AUSGEWÄHLTER AUSZUG:
Von Irmengard Gnau und Christina Hertel, Ismaning

Grüne Arbeitshandschuhe hat Sy Abdallah schon angezogen, aber er hält keine Schaufel in den Händen, sondern einen Regenschirm. "Wann können wir anfangen?", fragt der Senegalese. Er muss sich noch gedulden. Die Felder sind zu nass, um auf ihnen zu arbeiten. Abdallah ist einer der Flüchtlinge, denen auf einem Acker in Ismaning Parzellen zur Verfügung gestellt werden. Dort können sie bis zum nächsten Winter Salate, Kohl, Kräuter und Kartoffeln anbauen.

Ein wenig Boden - und schon kann es losgehen

Die Idee für das Projekt stammt von Curzio Bosi. Der Düsseldorfer hatte schon länger vor, sich sozial mehr zu engagieren. Dann stieß er auf die "Ackerhelden", ein Essener Start-up-Unternehmen, das Städtern mit Gartentrieb Feldparzellen für den eigenen Gemüseanbau vermietet. Bosis Idee war geboren: Flüchtlingen Boden zur Verfügung stellen, damit sie dort selbst ihr Essen anbauen können.

Das war im Frühjahr. Nun, wenige Monate später startet das Gartenprojekt mit insgesamt etwa 400 Parzellen an zehn Standorten in ganz Deutschland. 60 davon liegen auf einem Acker in Ismaning, es ist der einzige bayerische Standort im Projekt. Eine Parzelle ist etwa 40 Quadratmeter groß, zwei bis drei Flüchtlinge sollen sich diese teilen.

AUFGABE A:
Zitiere aus den Einträgen die Zeilen ab der Zeile, die „Identify all the“ enthält, bis einschließlich der Zeile, die „variable-label-bare-rock: Bare.rock xyxy=(1495,819,1637,856)“ enthält.
Der Auszug und die Einträge sind getrenntes Material.

EINTRÄGE ZUR BEARBEITUNG:
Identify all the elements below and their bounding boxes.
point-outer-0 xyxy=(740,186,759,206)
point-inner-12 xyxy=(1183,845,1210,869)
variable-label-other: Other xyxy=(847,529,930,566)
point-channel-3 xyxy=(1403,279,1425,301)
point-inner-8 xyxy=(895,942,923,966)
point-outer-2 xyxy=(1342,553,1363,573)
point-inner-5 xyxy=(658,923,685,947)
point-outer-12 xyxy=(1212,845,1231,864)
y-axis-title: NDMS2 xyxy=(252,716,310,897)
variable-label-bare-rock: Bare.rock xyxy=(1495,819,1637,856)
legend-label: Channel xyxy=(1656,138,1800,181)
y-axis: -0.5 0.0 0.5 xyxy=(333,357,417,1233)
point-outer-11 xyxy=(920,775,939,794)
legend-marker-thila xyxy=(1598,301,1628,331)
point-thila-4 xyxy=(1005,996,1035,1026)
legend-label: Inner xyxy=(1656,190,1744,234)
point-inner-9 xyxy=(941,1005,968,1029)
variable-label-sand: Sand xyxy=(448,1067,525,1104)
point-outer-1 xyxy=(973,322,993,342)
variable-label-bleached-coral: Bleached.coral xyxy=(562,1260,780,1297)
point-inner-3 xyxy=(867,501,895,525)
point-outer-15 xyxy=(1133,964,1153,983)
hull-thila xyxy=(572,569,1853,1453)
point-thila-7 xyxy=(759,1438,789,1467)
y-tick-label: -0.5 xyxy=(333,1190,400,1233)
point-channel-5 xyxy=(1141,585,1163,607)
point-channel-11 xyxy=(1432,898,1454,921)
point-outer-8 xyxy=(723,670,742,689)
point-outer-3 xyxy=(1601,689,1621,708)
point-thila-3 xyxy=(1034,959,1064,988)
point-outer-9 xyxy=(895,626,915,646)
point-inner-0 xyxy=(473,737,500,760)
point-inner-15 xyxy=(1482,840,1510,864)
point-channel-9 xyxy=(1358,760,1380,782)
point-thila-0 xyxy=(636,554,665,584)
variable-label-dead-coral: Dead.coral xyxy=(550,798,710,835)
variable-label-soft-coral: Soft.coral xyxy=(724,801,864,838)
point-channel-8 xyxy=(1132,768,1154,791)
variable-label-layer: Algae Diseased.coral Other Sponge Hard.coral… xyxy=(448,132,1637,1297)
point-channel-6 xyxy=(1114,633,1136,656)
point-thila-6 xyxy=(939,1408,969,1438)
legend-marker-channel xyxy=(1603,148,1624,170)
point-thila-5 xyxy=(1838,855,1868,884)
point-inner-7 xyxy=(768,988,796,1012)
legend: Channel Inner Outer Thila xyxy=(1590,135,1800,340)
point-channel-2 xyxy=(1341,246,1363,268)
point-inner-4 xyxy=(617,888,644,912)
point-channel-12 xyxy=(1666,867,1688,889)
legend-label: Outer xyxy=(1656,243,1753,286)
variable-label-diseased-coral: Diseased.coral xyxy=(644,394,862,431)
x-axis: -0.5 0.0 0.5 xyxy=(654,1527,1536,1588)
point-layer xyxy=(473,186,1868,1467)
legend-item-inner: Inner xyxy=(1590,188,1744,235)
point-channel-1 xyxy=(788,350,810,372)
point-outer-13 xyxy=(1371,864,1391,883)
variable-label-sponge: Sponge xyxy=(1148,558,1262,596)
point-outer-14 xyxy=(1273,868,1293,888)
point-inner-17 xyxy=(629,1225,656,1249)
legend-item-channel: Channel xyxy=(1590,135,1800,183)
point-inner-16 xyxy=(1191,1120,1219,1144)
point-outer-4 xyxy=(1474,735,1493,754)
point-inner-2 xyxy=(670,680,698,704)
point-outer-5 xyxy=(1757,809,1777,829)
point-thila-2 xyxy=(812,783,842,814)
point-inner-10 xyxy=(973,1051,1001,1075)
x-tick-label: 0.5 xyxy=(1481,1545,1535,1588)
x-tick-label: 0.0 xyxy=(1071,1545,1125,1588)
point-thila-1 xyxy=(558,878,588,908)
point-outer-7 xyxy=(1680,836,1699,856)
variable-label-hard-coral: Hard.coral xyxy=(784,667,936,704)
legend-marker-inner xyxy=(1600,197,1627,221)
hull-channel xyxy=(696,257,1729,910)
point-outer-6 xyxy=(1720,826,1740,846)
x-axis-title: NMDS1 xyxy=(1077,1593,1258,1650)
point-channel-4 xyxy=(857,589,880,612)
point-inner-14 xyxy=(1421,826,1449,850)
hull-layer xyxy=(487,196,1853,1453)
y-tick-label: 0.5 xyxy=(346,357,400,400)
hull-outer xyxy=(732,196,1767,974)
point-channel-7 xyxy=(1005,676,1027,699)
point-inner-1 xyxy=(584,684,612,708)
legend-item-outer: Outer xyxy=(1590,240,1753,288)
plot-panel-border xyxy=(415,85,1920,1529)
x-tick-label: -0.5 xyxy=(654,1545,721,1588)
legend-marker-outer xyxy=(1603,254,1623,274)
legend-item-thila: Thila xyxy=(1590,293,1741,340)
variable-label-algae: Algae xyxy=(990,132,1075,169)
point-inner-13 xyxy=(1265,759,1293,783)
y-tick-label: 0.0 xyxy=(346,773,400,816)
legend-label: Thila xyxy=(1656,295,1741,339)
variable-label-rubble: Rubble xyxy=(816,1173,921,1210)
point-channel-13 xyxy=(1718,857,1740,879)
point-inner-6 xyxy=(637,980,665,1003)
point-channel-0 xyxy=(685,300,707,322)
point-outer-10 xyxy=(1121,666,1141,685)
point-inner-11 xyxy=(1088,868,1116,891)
---
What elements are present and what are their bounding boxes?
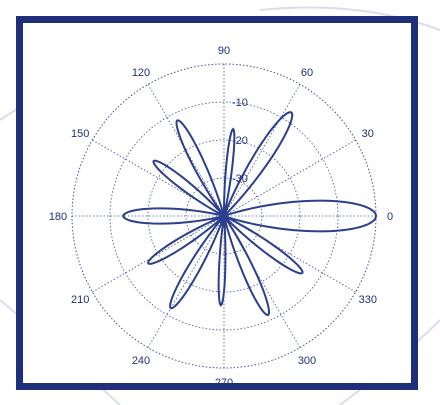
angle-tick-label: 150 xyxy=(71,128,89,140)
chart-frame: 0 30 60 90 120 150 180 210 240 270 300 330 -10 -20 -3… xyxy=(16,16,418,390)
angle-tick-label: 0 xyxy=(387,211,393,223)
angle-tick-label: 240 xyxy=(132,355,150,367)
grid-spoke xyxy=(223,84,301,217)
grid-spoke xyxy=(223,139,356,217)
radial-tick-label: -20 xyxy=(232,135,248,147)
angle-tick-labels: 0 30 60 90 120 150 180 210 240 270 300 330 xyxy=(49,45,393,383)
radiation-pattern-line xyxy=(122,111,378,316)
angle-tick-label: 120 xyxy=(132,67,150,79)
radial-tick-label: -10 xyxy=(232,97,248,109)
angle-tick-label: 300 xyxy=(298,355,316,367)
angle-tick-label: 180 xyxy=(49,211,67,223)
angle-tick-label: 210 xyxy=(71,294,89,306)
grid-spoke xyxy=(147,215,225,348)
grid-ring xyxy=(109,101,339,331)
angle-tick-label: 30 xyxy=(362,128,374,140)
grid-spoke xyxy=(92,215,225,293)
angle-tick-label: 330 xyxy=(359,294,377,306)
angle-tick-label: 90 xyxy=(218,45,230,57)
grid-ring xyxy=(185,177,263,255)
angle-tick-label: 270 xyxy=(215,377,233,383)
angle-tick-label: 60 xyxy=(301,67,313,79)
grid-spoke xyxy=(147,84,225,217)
==
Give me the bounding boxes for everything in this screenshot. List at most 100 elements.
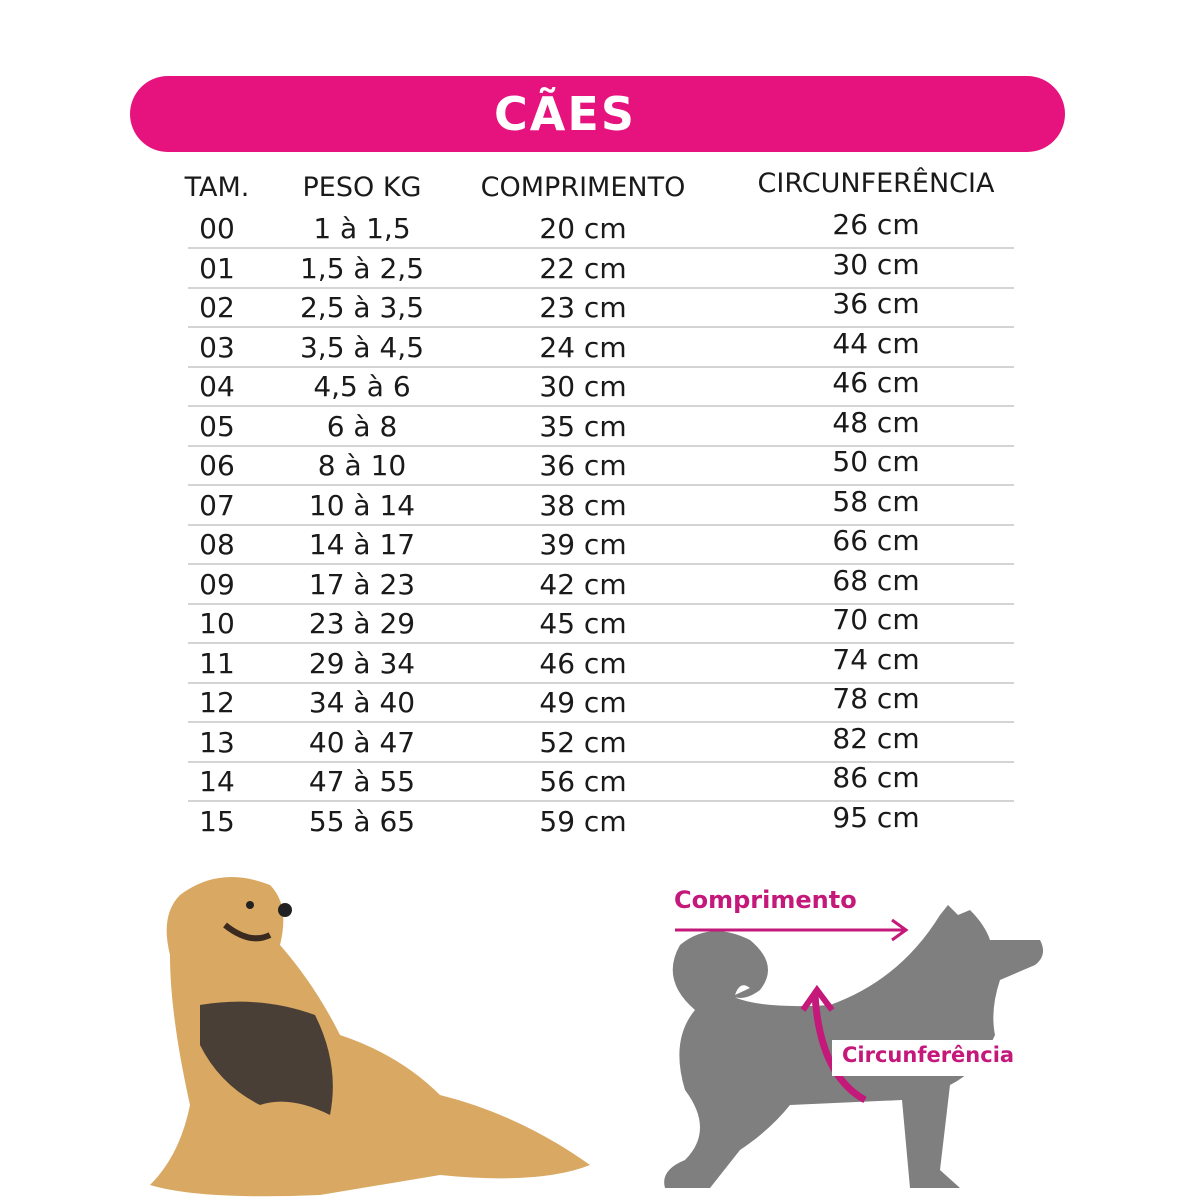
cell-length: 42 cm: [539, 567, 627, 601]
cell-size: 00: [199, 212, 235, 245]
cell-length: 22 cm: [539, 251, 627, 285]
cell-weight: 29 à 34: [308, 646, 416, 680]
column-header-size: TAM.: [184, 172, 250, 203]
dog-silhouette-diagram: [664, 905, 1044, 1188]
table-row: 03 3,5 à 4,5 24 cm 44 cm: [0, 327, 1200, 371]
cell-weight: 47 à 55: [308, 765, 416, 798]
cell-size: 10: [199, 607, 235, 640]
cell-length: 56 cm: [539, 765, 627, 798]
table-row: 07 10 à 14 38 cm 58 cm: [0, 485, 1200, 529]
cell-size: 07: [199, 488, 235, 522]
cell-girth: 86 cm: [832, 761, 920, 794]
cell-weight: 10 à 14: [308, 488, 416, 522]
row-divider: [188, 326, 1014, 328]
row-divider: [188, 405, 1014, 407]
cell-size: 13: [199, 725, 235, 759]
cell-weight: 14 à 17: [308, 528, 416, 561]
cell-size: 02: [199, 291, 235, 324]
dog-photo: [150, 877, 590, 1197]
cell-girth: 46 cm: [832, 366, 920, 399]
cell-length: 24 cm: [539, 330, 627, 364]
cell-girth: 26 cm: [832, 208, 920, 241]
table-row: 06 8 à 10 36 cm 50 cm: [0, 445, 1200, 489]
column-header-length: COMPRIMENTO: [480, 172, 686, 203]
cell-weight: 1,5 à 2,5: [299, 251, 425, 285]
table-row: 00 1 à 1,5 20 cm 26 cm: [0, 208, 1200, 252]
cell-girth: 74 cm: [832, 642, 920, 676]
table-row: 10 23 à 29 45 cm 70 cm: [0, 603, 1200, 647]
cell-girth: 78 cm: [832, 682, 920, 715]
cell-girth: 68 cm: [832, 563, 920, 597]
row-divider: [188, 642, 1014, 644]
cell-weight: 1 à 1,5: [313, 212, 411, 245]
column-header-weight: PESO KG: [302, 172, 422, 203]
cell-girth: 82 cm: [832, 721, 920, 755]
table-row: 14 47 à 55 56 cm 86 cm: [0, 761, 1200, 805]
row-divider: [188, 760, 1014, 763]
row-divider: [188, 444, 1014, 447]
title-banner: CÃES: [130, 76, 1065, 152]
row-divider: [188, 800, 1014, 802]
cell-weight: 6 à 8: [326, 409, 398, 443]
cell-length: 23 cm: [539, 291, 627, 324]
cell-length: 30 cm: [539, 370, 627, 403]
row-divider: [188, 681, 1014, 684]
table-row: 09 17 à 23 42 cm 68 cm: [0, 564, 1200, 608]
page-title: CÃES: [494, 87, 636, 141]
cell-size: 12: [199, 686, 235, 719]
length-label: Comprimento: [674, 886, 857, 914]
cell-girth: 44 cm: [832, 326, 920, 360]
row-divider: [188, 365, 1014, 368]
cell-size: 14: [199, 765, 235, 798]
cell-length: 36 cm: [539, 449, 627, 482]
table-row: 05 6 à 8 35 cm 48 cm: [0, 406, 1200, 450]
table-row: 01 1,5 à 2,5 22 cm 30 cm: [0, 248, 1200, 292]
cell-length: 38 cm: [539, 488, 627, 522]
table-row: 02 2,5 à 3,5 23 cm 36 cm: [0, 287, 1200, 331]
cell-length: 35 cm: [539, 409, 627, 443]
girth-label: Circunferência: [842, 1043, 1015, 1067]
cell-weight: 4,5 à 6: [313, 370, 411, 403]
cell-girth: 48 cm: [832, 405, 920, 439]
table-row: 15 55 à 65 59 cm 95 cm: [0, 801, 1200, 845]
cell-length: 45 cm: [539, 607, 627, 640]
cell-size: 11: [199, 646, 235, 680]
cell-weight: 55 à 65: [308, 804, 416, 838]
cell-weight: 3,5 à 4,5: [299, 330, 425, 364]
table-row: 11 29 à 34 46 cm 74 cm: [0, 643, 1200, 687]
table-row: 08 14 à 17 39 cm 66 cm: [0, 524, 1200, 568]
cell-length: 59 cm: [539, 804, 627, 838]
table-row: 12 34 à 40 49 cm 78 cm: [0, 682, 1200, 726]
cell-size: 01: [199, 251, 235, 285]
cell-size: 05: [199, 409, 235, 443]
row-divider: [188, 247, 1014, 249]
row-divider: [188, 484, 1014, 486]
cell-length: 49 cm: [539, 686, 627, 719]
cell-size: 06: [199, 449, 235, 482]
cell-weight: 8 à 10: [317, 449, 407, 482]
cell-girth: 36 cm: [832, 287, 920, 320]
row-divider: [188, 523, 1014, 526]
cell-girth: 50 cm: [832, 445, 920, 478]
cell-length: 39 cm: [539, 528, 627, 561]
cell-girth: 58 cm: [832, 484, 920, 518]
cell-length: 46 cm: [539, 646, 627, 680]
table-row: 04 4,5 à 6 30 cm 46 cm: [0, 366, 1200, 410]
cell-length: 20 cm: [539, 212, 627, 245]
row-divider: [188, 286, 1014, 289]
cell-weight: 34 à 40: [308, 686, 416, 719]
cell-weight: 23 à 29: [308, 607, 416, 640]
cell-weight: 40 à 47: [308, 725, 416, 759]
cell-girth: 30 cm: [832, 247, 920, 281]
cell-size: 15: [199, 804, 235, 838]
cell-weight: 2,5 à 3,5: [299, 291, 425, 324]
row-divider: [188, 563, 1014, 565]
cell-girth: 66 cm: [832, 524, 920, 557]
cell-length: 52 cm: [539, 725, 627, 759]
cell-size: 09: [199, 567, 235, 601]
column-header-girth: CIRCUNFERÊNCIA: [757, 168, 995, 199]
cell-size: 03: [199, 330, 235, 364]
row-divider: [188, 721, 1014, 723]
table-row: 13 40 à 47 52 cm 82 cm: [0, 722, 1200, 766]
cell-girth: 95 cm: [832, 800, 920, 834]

AUFGABE B:
Beantworte anhand des Auszugs:
(i) Aus welchem Land stammt Sy Abdallah?
(ii) Was vermietet das Start-up „Ackerhelden“?
(iii) Wie groß ist eine Parzelle ungefähr?

RICHTIGE ANTWORT A:
Identify all the elements below and their bounding boxes.
point-outer-0 xyxy=(740,186,759,206)
point-inner-12 xyxy=(1183,845,1210,869)
variable-label-other: Other xyxy=(847,529,930,566)
point-channel-3 xyxy=(1403,279,1425,301)
point-inner-8 xyxy=(895,942,923,966)
point-outer-2 xyxy=(1342,553,1363,573)
point-inner-5 xyxy=(658,923,685,947)
point-outer-12 xyxy=(1212,845,1231,864)
y-axis-title: NDMS2 xyxy=(252,716,310,897)
variable-label-bare-rock: Bare.rock xyxy=(1495,819,1637,856)

RICHTIGE ANTWORT B:
(i) Er ist Senegalese.
(ii) Feldparzellen an Städter mit Gartentrieb für den eigenen Gemüseanbau.
(iii) Etwa 40 Quadratmeter.